Listing »
•••••

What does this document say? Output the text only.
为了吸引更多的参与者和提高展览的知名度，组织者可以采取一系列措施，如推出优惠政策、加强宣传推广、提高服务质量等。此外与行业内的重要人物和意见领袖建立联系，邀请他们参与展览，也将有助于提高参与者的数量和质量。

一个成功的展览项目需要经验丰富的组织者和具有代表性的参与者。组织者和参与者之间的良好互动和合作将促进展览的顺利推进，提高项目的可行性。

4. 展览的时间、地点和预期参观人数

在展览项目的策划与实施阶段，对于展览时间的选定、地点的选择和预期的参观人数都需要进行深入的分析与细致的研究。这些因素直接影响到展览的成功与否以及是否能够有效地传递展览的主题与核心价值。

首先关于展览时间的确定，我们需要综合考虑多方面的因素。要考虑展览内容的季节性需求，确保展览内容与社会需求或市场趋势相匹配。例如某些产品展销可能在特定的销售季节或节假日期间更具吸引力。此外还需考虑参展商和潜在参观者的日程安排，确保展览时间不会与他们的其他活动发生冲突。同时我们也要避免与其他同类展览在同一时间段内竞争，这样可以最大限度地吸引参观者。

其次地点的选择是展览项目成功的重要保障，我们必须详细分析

•••••

Objective » Type the material above out again, exactly.

Full response »
What does this document say? Output the text only.
为了吸引更多的参与者和提高展览的知名度，组织者可以采取一系列措施，如推出优惠政策、加强宣传推广、提高服务质量等。此外与行业内的重要人物和意见领袖建立联系，邀请他们参与展览，也将有助于提高参与者的数量和质量。

一个成功的展览项目需要经验丰富的组织者和具有代表性的参与者。组织者和参与者之间的良好互动和合作将促进展览的顺利推进，提高项目的可行性。

4. 展览的时间、地点和预期参观人数

在展览项目的策划与实施阶段，对于展览时间的选定、地点的选择和预期的参观人数都需要进行深入的分析与细致的研究。这些因素直接影响到展览的成功与否以及是否能够有效地传递展览的主题与核心价值。

首先关于展览时间的确定，我们需要综合考虑多方面的因素。要考虑展览内容的季节性需求，确保展览内容与社会需求或市场趋势相匹配。例如某些产品展销可能在特定的销售季节或节假日期间更具吸引力。此外还需考虑参展商和潜在参观者的日程安排，确保展览时间不会与他们的其他活动发生冲突。同时我们也要避免与其他同类展览在同一时间段内竞争，这样可以最大限度地吸引参观者。

其次地点的选择是展览项目成功的重要保障，我们必须详细分析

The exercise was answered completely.